> Exercise material:
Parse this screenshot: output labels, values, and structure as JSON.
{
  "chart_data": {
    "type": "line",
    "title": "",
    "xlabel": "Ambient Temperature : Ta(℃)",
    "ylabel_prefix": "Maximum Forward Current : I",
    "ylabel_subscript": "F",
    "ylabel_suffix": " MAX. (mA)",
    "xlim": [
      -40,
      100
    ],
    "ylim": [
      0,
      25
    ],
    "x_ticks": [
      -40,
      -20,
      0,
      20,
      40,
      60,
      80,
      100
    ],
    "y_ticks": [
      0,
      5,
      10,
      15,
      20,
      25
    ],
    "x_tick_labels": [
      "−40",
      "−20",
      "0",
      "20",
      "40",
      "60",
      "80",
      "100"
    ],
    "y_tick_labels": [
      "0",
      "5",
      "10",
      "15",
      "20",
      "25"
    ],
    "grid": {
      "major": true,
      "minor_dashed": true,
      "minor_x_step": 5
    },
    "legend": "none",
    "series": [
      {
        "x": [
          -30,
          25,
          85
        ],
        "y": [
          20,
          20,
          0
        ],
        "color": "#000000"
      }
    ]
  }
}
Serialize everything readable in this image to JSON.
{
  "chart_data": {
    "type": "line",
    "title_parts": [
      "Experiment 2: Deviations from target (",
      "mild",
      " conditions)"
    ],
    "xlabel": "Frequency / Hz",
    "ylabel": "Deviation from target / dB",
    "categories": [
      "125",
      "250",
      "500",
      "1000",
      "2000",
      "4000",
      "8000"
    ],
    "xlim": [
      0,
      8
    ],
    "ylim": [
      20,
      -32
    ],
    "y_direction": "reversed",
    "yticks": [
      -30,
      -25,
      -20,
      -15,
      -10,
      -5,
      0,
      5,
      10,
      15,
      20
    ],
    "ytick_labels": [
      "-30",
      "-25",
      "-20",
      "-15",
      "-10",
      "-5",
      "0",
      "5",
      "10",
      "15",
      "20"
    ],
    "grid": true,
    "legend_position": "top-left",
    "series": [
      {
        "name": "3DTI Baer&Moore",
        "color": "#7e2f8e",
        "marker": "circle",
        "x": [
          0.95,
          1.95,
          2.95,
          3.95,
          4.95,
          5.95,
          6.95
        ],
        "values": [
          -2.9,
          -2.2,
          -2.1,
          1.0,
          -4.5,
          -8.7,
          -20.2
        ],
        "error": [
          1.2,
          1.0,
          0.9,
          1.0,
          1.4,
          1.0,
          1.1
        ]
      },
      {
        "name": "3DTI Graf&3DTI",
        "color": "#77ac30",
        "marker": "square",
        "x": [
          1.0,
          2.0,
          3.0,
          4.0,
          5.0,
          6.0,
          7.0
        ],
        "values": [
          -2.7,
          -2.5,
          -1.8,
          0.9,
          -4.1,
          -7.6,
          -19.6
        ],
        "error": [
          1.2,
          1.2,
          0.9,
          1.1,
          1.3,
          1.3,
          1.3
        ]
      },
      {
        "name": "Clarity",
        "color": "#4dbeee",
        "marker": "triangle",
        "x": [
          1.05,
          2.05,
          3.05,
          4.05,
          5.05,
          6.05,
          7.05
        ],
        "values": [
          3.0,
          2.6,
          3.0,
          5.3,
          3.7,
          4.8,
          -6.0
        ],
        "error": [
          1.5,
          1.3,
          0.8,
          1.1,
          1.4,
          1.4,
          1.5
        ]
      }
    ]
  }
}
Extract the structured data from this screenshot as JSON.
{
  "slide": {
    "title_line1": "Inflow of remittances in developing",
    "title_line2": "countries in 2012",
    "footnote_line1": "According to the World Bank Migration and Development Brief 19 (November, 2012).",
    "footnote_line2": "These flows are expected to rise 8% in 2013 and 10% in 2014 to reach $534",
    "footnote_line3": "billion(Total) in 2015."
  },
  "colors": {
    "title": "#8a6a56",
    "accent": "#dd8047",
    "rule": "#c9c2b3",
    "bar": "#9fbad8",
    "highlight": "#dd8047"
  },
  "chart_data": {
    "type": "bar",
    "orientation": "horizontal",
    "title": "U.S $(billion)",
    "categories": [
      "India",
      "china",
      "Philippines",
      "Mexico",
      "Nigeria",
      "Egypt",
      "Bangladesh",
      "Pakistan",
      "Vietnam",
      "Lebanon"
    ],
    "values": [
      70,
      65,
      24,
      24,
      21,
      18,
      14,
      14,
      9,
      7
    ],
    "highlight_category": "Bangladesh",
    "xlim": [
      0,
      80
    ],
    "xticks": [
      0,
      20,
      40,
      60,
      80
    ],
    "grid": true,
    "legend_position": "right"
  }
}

> Task objective: Extract all of the data exactly as written.

> Output for this task:
Parse this screenshot: output labels, values, and structure as JSON.
{
  "chart_data": {
    "type": "line",
    "title": "",
    "xlabel": "Ambient Temperature : Ta(℃)",
    "ylabel_prefix": "Maximum Forward Current : I",
    "ylabel_subscript": "F",
    "ylabel_suffix": " MAX. (mA)",
    "xlim": [
      -40,
      100
    ],
    "ylim": [
      0,
      25
    ],
    "x_ticks": [
      -40,
      -20,
      0,
      20,
      40,
      60,
      80,
      100
    ],
    "y_ticks": [
      0,
      5,
      10,
      15,
      20,
      25
    ],
    "x_tick_labels": [
      "−40",
      "−20",
      "0",
      "20",
      "40",
      "60",
      "80",
      "100"
    ],
    "y_tick_labels": [
      "0",
      "5",
      "10",
      "15",
      "20",
      "25"
    ],
    "grid": {
      "major": true,
      "minor_dashed": true,
      "minor_x_step": 5
    },
    "legend": "none",
    "series": [
      {
        "x": [
          -30,
          25,
          85
        ],
        "y": [
          20,
          20,
          0
        ],
        "color": "#000000"
      }
    ]
  }
}
Serialize everything readable in this image to JSON.
{
  "chart_data": {
    "type": "line",
    "title_parts": [
      "Experiment 2: Deviations from target (",
      "mild",
      " conditions)"
    ],
    "xlabel": "Frequency / Hz",
    "ylabel": "Deviation from target / dB",
    "categories": [
      "125",
      "250",
      "500",
      "1000",
      "2000",
      "4000",
      "8000"
    ],
    "xlim": [
      0,
      8
    ],
    "ylim": [
      20,
      -32
    ],
    "y_direction": "reversed",
    "yticks": [
      -30,
      -25,
      -20,
      -15,
      -10,
      -5,
      0,
      5,
      10,
      15,
      20
    ],
    "ytick_labels": [
      "-30",
      "-25",
      "-20",
      "-15",
      "-10",
      "-5",
      "0",
      "5",
      "10",
      "15",
      "20"
    ],
    "grid": true,
    "legend_position": "top-left",
    "series": [
      {
        "name": "3DTI Baer&Moore",
        "color": "#7e2f8e",
        "marker": "circle",
        "x": [
          0.95,
          1.95,
          2.95,
          3.95,
          4.95,
          5.95,
          6.95
        ],
        "values": [
          -2.9,
          -2.2,
          -2.1,
          1.0,
          -4.5,
          -8.7,
          -20.2
        ],
        "error": [
          1.2,
          1.0,
          0.9,
          1.0,
          1.4,
          1.0,
          1.1
        ]
      },
      {
        "name": "3DTI Graf&3DTI",
        "color": "#77ac30",
        "marker": "square",
        "x": [
          1.0,
          2.0,
          3.0,
          4.0,
          5.0,
          6.0,
          7.0
        ],
        "values": [
          -2.7,
          -2.5,
          -1.8,
          0.9,
          -4.1,
          -7.6,
          -19.6
        ],
        "error": [
          1.2,
          1.2,
          0.9,
          1.1,
          1.3,
          1.3,
          1.3
        ]
      },
      {
        "name": "Clarity",
        "color": "#4dbeee",
        "marker": "triangle",
        "x": [
          1.05,
          2.05,
          3.05,
          4.05,
          5.05,
          6.05,
          7.05
        ],
        "values": [
          3.0,
          2.6,
          3.0,
          5.3,
          3.7,
          4.8,
          -6.0
        ],
        "error": [
          1.5,
          1.3,
          0.8,
          1.1,
          1.4,
          1.4,
          1.5
        ]
      }
    ]
  }
}
Extract the structured data from this screenshot as JSON.
{
  "slide": {
    "title_line1": "Inflow of remittances in developing",
    "title_line2": "countries in 2012",
    "footnote_line1": "According to the World Bank Migration and Development Brief 19 (November, 2012).",
    "footnote_line2": "These flows are expected to rise 8% in 2013 and 10% in 2014 to reach $534",
    "footnote_line3": "billion(Total) in 2015."
  },
  "colors": {
    "title": "#8a6a56",
    "accent": "#dd8047",
    "rule": "#c9c2b3",
    "bar": "#9fbad8",
    "highlight": "#dd8047"
  },
  "chart_data": {
    "type": "bar",
    "orientation": "horizontal",
    "title": "U.S $(billion)",
    "categories": [
      "India",
      "china",
      "Philippines",
      "Mexico",
      "Nigeria",
      "Egypt",
      "Bangladesh",
      "Pakistan",
      "Vietnam",
      "Lebanon"
    ],
    "values": [
      70,
      65,
      24,
      24,
      21,
      18,
      14,
      14,
      9,
      7
    ],
    "highlight_category": "Bangladesh",
    "xlim": [
      0,
      80
    ],
    "xticks": [
      0,
      20,
      40,
      60,
      80
    ],
    "grid": true,
    "legend_position": "right"
  }
}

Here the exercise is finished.